Could you write out every record below exactly, leaving out any pictures?

----- Material provided -----

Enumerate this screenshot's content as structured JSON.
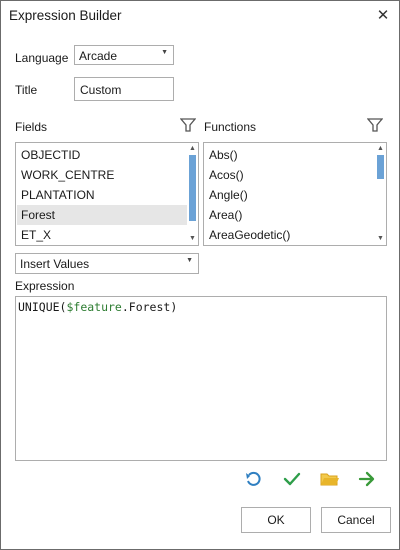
{
  "window": {
    "title": "Expression Builder"
  },
  "language": {
    "label": "Language",
    "value": "Arcade"
  },
  "title_field": {
    "label": "Title",
    "value": "Custom"
  },
  "fields": {
    "label": "Fields",
    "items": [
      "OBJECTID",
      "WORK_CENTRE",
      "PLANTATION",
      "Forest",
      "ET_X"
    ],
    "selected_index": 3
  },
  "functions": {
    "label": "Functions",
    "items": [
      "Abs()",
      "Acos()",
      "Angle()",
      "Area()",
      "AreaGeodetic()"
    ]
  },
  "insert_values": {
    "value": "Insert Values"
  },
  "expression": {
    "label": "Expression",
    "fn": "UNIQUE(",
    "var": "$feature",
    "rest": ".Forest)"
  },
  "icons": {
    "undo": "undo-icon",
    "verify": "checkmark-icon",
    "open": "folder-icon",
    "save": "arrow-right-icon"
  },
  "buttons": {
    "ok": "OK",
    "cancel": "Cancel"
  },
  "colors": {
    "scroll_thumb": "#6ba2d6",
    "verify_green": "#2e9e4a",
    "folder_yellow": "#e8b52a",
    "arrow_green": "#3a9a3a",
    "undo_blue": "#2f7fc1"
  }
}
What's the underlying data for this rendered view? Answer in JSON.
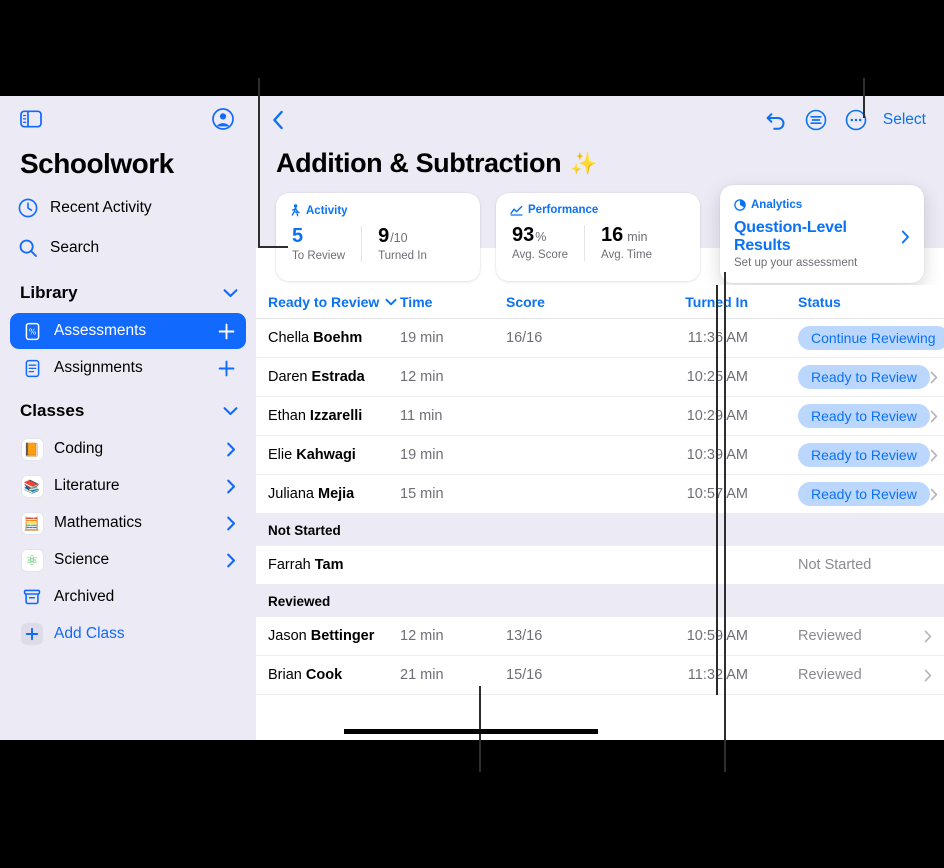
{
  "sidebar": {
    "toolbar": {
      "toggle_icon": "sidebar-toggle-icon",
      "account_icon": "account-circle-icon"
    },
    "app_title": "Schoolwork",
    "top_items": [
      {
        "label": "Recent Activity",
        "icon": "clock-icon"
      },
      {
        "label": "Search",
        "icon": "search-icon"
      }
    ],
    "library": {
      "header": "Library",
      "items": [
        {
          "label": "Assessments",
          "icon": "percent-doc-icon",
          "selected": true,
          "trailing": "plus-icon"
        },
        {
          "label": "Assignments",
          "icon": "document-icon",
          "selected": false,
          "trailing": "plus-icon"
        }
      ]
    },
    "classes": {
      "header": "Classes",
      "items": [
        {
          "label": "Coding",
          "glyph": "📙",
          "color": "#f5921e",
          "trailing": "chevron-right-icon"
        },
        {
          "label": "Literature",
          "glyph": "📚",
          "color": "#a33bdc",
          "trailing": "chevron-right-icon"
        },
        {
          "label": "Mathematics",
          "glyph": "🧮",
          "color": "#2f9fe0",
          "trailing": "chevron-right-icon"
        },
        {
          "label": "Science",
          "glyph": "⚛",
          "color": "#35ba44",
          "trailing": "chevron-right-icon"
        }
      ],
      "archived": {
        "label": "Archived",
        "icon": "archive-box-icon"
      },
      "add_class": {
        "label": "Add Class",
        "icon": "plus-icon"
      }
    }
  },
  "main": {
    "toolbar": {
      "back_icon": "chevron-left-icon",
      "undo_icon": "undo-arrow-icon",
      "filter_icon": "filter-lines-circle-icon",
      "more_icon": "ellipsis-circle-icon",
      "select_label": "Select"
    },
    "title": "Addition & Subtraction",
    "title_emoji": "✨",
    "cards": [
      {
        "id": "activity",
        "head": "Activity",
        "head_icon": "walking-figure-icon",
        "metrics": [
          {
            "value": "5",
            "suffix": "",
            "caption": "To Review",
            "accent": true
          },
          {
            "value": "9",
            "suffix": "/10",
            "caption": "Turned In",
            "accent": false
          }
        ]
      },
      {
        "id": "performance",
        "head": "Performance",
        "head_icon": "line-chart-icon",
        "metrics": [
          {
            "value": "93",
            "suffix": "%",
            "caption": "Avg. Score",
            "accent": false
          },
          {
            "value": "16",
            "suffix": "min",
            "caption": "Avg. Time",
            "accent": false
          }
        ]
      },
      {
        "id": "analytics",
        "head": "Analytics",
        "head_icon": "pie-clock-icon",
        "link_title": "Question-Level Results",
        "link_sub": "Set up your assessment",
        "chevron": "chevron-right-icon"
      }
    ],
    "table": {
      "columns": {
        "name": "Ready to Review",
        "name_sort_icon": "chevron-down-icon",
        "time": "Time",
        "score": "Score",
        "turned_in": "Turned In",
        "status": "Status"
      },
      "rows": [
        {
          "type": "row",
          "first": "Chella",
          "last": "Boehm",
          "time": "19 min",
          "score": "16/16",
          "turned_in": "11:36 AM",
          "status": "Continue Reviewing",
          "status_style": "pill",
          "chevron": true
        },
        {
          "type": "row",
          "first": "Daren",
          "last": "Estrada",
          "time": "12 min",
          "score": "",
          "turned_in": "10:25 AM",
          "status": "Ready to Review",
          "status_style": "pill",
          "chevron": true
        },
        {
          "type": "row",
          "first": "Ethan",
          "last": "Izzarelli",
          "time": "11 min",
          "score": "",
          "turned_in": "10:29 AM",
          "status": "Ready to Review",
          "status_style": "pill",
          "chevron": true
        },
        {
          "type": "row",
          "first": "Elie",
          "last": "Kahwagi",
          "time": "19 min",
          "score": "",
          "turned_in": "10:39 AM",
          "status": "Ready to Review",
          "status_style": "pill",
          "chevron": true
        },
        {
          "type": "row",
          "first": "Juliana",
          "last": "Mejia",
          "time": "15 min",
          "score": "",
          "turned_in": "10:57 AM",
          "status": "Ready to Review",
          "status_style": "pill",
          "chevron": true
        },
        {
          "type": "section",
          "label": "Not Started"
        },
        {
          "type": "row",
          "first": "Farrah",
          "last": "Tam",
          "time": "",
          "score": "",
          "turned_in": "",
          "status": "Not Started",
          "status_style": "plain",
          "chevron": false
        },
        {
          "type": "section",
          "label": "Reviewed"
        },
        {
          "type": "row",
          "first": "Jason",
          "last": "Bettinger",
          "time": "12 min",
          "score": "13/16",
          "turned_in": "10:59 AM",
          "status": "Reviewed",
          "status_style": "plain",
          "chevron": true
        },
        {
          "type": "row",
          "first": "Brian",
          "last": "Cook",
          "time": "21 min",
          "score": "15/16",
          "turned_in": "11:32 AM",
          "status": "Reviewed",
          "status_style": "plain",
          "chevron": true
        }
      ]
    }
  },
  "colors": {
    "accent_blue": "#0b72f5",
    "selected_blue": "#1269fd",
    "pill_bg": "#bcd7fd",
    "sidebar_bg": "#eceaf4",
    "muted_text": "#6e6e76"
  }
}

-----

__Answer for the task__:
Enumerate this screenshot's content as structured JSON.
{
  "window": {
    "title": "Expression Builder"
  },
  "language": {
    "label": "Language",
    "value": "Arcade"
  },
  "title_field": {
    "label": "Title",
    "value": "Custom"
  },
  "fields": {
    "label": "Fields",
    "items": [
      "OBJECTID",
      "WORK_CENTRE",
      "PLANTATION",
      "Forest",
      "ET_X"
    ],
    "selected_index": 3
  },
  "functions": {
    "label": "Functions",
    "items": [
      "Abs()",
      "Acos()",
      "Angle()",
      "Area()",
      "AreaGeodetic()"
    ]
  },
  "insert_values": {
    "value": "Insert Values"
  },
  "expression": {
    "label": "Expression",
    "fn": "UNIQUE(",
    "var": "$feature",
    "rest": ".Forest)"
  },
  "icons": {
    "undo": "undo-icon",
    "verify": "checkmark-icon",
    "open": "folder-icon",
    "save": "arrow-right-icon"
  },
  "buttons": {
    "ok": "OK",
    "cancel": "Cancel"
  },
  "colors": {
    "scroll_thumb": "#6ba2d6",
    "verify_green": "#2e9e4a",
    "folder_yellow": "#e8b52a",
    "arrow_green": "#3a9a3a",
    "undo_blue": "#2f7fc1"
  }
}
What's the underlying data for this rendered view? Answer in JSON.
{
  "sidebar": {
    "toolbar": {
      "toggle_icon": "sidebar-toggle-icon",
      "account_icon": "account-circle-icon"
    },
    "app_title": "Schoolwork",
    "top_items": [
      {
        "label": "Recent Activity",
        "icon": "clock-icon"
      },
      {
        "label": "Search",
        "icon": "search-icon"
      }
    ],
    "library": {
      "header": "Library",
      "items": [
        {
          "label": "Assessments",
          "icon": "percent-doc-icon",
          "selected": true,
          "trailing": "plus-icon"
        },
        {
          "label": "Assignments",
          "icon": "document-icon",
          "selected": false,
          "trailing": "plus-icon"
        }
      ]
    },
    "classes": {
      "header": "Classes",
      "items": [
        {
          "label": "Coding",
          "glyph": "📙",
          "color": "#f5921e",
          "trailing": "chevron-right-icon"
        },
        {
          "label": "Literature",
          "glyph": "📚",
          "color": "#a33bdc",
          "trailing": "chevron-right-icon"
        },
        {
          "label": "Mathematics",
          "glyph": "🧮",
          "color": "#2f9fe0",
          "trailing": "chevron-right-icon"
        },
        {
          "label": "Science",
          "glyph": "⚛",
          "color": "#35ba44",
          "trailing": "chevron-right-icon"
        }
      ],
      "archived": {
        "label": "Archived",
        "icon": "archive-box-icon"
      },
      "add_class": {
        "label": "Add Class",
        "icon": "plus-icon"
      }
    }
  },
  "main": {
    "toolbar": {
      "back_icon": "chevron-left-icon",
      "undo_icon": "undo-arrow-icon",
      "filter_icon": "filter-lines-circle-icon",
      "more_icon": "ellipsis-circle-icon",
      "select_label": "Select"
    },
    "title": "Addition & Subtraction",
    "title_emoji": "✨",
    "cards": [
      {
        "id": "activity",
        "head": "Activity",
        "head_icon": "walking-figure-icon",
        "metrics": [
          {
            "value": "5",
            "suffix": "",
            "caption": "To Review",
            "accent": true
          },
          {
            "value": "9",
            "suffix": "/10",
            "caption": "Turned In",
            "accent": false
          }
        ]
      },
      {
        "id": "performance",
        "head": "Performance",
        "head_icon": "line-chart-icon",
        "metrics": [
          {
            "value": "93",
            "suffix": "%",
            "caption": "Avg. Score",
            "accent": false
          },
          {
            "value": "16",
            "suffix": "min",
            "caption": "Avg. Time",
            "accent": false
          }
        ]
      },
      {
        "id": "analytics",
        "head": "Analytics",
        "head_icon": "pie-clock-icon",
        "link_title": "Question-Level Results",
        "link_sub": "Set up your assessment",
        "chevron": "chevron-right-icon"
      }
    ],
    "table": {
      "columns": {
        "name": "Ready to Review",
        "name_sort_icon": "chevron-down-icon",
        "time": "Time",
        "score": "Score",
        "turned_in": "Turned In",
        "status": "Status"
      },
      "rows": [
        {
          "type": "row",
          "first": "Chella",
          "last": "Boehm",
          "time": "19 min",
          "score": "16/16",
          "turned_in": "11:36 AM",
          "status": "Continue Reviewing",
          "status_style": "pill",
          "chevron": true
        },
        {
          "type": "row",
          "first": "Daren",
          "last": "Estrada",
          "time": "12 min",
          "score": "",
          "turned_in": "10:25 AM",
          "status": "Ready to Review",
          "status_style": "pill",
          "chevron": true
        },
        {
          "type": "row",
          "first": "Ethan",
          "last": "Izzarelli",
          "time": "11 min",
          "score": "",
          "turned_in": "10:29 AM",
          "status": "Ready to Review",
          "status_style": "pill",
          "chevron": true
        },
        {
          "type": "row",
          "first": "Elie",
          "last": "Kahwagi",
          "time": "19 min",
          "score": "",
          "turned_in": "10:39 AM",
          "status": "Ready to Review",
          "status_style": "pill",
          "chevron": true
        },
        {
          "type": "row",
          "first": "Juliana",
          "last": "Mejia",
          "time": "15 min",
          "score": "",
          "turned_in": "10:57 AM",
          "status": "Ready to Review",
          "status_style": "pill",
          "chevron": true
        },
        {
          "type": "section",
          "label": "Not Started"
        },
        {
          "type": "row",
          "first": "Farrah",
          "last": "Tam",
          "time": "",
          "score": "",
          "turned_in": "",
          "status": "Not Started",
          "status_style": "plain",
          "chevron": false
        },
        {
          "type": "section",
          "label": "Reviewed"
        },
        {
          "type": "row",
          "first": "Jason",
          "last": "Bettinger",
          "time": "12 min",
          "score": "13/16",
          "turned_in": "10:59 AM",
          "status": "Reviewed",
          "status_style": "plain",
          "chevron": true
        },
        {
          "type": "row",
          "first": "Brian",
          "last": "Cook",
          "time": "21 min",
          "score": "15/16",
          "turned_in": "11:32 AM",
          "status": "Reviewed",
          "status_style": "plain",
          "chevron": true
        }
      ]
    }
  },
  "colors": {
    "accent_blue": "#0b72f5",
    "selected_blue": "#1269fd",
    "pill_bg": "#bcd7fd",
    "sidebar_bg": "#eceaf4",
    "muted_text": "#6e6e76"
  }
}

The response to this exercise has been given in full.